EXERCISE ▸ Identify the lines bearing the string "Referral" and gather them.

RECORD SET ▸
++++++++++

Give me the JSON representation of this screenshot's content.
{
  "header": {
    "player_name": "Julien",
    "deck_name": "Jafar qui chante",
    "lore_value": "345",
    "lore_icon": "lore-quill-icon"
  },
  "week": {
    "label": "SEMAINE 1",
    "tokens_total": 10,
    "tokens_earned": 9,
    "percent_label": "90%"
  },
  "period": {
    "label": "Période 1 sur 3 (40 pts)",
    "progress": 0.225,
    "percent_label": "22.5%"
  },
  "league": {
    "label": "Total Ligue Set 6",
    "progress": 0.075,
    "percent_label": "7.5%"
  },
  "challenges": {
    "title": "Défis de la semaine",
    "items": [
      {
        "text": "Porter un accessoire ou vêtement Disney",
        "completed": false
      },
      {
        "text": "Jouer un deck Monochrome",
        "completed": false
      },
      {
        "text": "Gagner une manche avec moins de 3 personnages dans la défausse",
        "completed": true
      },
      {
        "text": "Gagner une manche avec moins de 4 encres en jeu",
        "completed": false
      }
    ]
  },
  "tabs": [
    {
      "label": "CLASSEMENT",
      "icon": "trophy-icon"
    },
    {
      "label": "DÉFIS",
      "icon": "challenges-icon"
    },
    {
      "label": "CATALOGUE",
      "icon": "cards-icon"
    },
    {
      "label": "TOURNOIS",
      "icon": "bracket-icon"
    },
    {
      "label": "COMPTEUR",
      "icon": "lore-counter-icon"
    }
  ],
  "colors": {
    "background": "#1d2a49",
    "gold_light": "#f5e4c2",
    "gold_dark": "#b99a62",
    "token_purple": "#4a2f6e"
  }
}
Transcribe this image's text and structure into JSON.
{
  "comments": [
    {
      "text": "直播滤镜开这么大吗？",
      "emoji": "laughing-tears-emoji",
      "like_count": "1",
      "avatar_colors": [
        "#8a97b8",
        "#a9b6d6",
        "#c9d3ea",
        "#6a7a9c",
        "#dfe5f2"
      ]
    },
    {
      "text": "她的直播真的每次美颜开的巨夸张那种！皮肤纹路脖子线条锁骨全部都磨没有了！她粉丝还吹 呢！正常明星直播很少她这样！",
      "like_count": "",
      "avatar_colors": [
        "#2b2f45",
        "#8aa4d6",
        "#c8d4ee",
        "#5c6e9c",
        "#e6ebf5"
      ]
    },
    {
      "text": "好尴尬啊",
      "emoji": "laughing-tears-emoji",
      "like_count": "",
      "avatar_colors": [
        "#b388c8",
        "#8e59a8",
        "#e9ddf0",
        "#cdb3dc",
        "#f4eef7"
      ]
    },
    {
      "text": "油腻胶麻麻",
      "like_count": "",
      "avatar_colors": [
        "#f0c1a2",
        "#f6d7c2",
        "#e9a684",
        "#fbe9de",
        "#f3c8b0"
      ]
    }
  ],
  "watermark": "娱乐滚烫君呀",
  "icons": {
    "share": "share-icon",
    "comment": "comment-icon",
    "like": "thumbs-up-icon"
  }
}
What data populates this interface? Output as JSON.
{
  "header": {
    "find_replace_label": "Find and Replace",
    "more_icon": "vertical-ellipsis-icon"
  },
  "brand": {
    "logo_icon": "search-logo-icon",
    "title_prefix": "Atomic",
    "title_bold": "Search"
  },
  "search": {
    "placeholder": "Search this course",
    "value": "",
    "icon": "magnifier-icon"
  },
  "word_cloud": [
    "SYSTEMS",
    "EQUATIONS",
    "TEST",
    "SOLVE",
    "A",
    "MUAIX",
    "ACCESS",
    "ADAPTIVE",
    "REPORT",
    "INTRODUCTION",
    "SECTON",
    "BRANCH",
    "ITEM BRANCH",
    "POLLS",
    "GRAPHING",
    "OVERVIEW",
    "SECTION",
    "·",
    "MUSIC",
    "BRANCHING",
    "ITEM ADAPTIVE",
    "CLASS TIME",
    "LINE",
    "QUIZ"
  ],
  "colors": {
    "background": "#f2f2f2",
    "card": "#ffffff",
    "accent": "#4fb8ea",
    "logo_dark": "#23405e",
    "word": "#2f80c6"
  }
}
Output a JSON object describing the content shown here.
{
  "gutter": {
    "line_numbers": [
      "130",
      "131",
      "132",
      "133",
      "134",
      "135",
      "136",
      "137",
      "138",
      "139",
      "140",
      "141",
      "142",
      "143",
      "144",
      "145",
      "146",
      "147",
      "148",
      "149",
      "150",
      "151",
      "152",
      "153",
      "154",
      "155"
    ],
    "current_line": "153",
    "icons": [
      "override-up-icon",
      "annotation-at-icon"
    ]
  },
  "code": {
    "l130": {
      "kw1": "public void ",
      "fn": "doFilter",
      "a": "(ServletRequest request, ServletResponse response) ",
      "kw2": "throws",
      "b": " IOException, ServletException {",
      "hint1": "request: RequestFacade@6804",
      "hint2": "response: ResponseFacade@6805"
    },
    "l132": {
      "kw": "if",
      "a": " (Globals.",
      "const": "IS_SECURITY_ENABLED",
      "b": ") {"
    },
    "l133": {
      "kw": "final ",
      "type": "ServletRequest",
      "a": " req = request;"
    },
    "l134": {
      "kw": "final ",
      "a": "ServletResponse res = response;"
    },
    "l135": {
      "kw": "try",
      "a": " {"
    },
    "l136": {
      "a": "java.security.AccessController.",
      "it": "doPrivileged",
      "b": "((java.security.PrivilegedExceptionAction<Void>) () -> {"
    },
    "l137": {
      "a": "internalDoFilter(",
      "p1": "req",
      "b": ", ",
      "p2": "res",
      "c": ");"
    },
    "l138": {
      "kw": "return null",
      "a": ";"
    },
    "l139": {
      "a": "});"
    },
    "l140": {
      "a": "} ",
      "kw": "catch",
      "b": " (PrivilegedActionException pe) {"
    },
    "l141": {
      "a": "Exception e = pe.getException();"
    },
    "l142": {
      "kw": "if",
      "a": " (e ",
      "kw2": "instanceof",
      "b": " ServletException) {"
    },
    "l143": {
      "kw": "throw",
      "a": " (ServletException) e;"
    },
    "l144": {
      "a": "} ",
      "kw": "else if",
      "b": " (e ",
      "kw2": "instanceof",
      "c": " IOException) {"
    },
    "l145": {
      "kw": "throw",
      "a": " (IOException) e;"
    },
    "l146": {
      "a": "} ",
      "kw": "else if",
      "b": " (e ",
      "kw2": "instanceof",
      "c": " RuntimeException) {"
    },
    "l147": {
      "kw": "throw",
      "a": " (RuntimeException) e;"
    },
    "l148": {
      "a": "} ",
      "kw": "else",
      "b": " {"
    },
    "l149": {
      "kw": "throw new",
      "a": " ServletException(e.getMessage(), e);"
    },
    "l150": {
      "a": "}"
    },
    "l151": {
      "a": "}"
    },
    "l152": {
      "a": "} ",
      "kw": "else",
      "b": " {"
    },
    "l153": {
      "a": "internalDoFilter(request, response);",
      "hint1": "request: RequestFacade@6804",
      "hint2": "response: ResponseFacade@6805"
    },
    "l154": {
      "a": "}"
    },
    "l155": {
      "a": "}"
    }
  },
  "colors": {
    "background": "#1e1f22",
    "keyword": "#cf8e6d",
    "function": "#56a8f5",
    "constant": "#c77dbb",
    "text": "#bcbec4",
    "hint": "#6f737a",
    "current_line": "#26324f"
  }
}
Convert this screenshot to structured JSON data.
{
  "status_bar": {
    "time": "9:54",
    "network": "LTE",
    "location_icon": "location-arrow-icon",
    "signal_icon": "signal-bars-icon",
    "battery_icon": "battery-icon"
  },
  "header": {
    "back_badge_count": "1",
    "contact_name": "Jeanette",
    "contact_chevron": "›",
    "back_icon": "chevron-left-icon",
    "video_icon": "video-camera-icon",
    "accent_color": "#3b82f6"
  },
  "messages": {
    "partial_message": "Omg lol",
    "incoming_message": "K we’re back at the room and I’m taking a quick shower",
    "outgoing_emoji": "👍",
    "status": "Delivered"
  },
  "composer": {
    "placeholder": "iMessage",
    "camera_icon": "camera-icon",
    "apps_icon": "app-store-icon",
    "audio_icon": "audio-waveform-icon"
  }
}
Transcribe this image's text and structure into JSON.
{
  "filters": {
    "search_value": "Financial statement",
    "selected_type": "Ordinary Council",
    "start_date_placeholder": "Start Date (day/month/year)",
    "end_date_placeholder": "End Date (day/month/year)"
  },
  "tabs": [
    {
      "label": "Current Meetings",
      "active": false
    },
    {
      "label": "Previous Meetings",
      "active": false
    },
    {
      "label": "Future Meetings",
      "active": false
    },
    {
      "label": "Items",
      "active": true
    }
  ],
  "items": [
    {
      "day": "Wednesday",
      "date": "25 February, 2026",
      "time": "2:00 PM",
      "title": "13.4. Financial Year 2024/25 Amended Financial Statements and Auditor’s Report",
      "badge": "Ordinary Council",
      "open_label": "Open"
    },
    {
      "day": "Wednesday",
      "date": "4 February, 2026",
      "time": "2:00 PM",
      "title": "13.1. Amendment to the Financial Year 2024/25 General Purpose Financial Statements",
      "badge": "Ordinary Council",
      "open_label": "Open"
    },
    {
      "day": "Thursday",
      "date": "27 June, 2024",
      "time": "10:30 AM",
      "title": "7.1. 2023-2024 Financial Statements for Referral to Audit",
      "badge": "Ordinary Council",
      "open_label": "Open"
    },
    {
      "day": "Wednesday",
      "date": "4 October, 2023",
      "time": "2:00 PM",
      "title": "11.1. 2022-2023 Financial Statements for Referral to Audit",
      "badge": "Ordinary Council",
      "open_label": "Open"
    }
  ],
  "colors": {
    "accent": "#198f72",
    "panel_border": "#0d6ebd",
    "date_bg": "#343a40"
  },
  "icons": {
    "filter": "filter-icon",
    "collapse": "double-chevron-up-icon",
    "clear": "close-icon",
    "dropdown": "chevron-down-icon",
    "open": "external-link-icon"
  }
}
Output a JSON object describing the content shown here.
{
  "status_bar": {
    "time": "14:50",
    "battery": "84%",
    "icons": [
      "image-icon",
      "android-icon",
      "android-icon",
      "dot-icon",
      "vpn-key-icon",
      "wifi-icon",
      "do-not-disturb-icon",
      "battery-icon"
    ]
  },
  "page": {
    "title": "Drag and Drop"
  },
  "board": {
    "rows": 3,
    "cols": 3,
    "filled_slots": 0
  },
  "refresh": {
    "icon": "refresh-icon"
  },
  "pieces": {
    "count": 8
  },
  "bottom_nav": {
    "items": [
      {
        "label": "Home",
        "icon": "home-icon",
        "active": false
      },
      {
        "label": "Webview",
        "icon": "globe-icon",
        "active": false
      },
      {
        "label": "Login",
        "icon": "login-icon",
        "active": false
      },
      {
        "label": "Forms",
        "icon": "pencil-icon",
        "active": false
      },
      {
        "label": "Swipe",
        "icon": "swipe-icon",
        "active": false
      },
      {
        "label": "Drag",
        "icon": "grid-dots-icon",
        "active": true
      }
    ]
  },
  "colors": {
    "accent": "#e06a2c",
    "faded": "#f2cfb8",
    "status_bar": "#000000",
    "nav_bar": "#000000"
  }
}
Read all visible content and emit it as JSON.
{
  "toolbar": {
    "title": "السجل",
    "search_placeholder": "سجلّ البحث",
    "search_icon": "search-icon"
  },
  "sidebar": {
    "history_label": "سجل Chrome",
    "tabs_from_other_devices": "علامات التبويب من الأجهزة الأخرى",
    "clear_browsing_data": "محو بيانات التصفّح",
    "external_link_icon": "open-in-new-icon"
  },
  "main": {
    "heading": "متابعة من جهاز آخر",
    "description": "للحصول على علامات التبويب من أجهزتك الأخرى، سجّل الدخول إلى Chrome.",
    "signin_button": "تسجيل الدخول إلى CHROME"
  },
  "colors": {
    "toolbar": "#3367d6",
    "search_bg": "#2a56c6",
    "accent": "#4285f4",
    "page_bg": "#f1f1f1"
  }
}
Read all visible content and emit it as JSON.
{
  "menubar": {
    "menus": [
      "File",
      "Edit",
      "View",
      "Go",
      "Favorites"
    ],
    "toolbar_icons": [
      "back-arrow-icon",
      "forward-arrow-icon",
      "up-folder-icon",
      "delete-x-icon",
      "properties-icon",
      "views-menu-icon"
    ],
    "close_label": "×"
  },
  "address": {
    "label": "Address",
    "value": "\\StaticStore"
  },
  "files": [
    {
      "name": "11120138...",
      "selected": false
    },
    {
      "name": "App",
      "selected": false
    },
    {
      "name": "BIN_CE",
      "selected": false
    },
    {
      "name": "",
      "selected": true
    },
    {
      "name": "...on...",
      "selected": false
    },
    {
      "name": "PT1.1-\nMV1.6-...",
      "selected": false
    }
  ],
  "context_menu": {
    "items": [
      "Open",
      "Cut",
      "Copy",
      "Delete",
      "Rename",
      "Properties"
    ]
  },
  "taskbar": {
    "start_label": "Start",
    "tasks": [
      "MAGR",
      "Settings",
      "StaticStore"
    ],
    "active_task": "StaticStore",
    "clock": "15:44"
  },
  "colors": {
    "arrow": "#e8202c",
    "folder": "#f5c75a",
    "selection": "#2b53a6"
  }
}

++++++++++

TASK SOLUTION ▸
      "title": "7.1. 2023-2024 Financial Statements for Referral to Audit",
      "title": "11.1. 2022-2023 Financial Statements for Referral to Audit",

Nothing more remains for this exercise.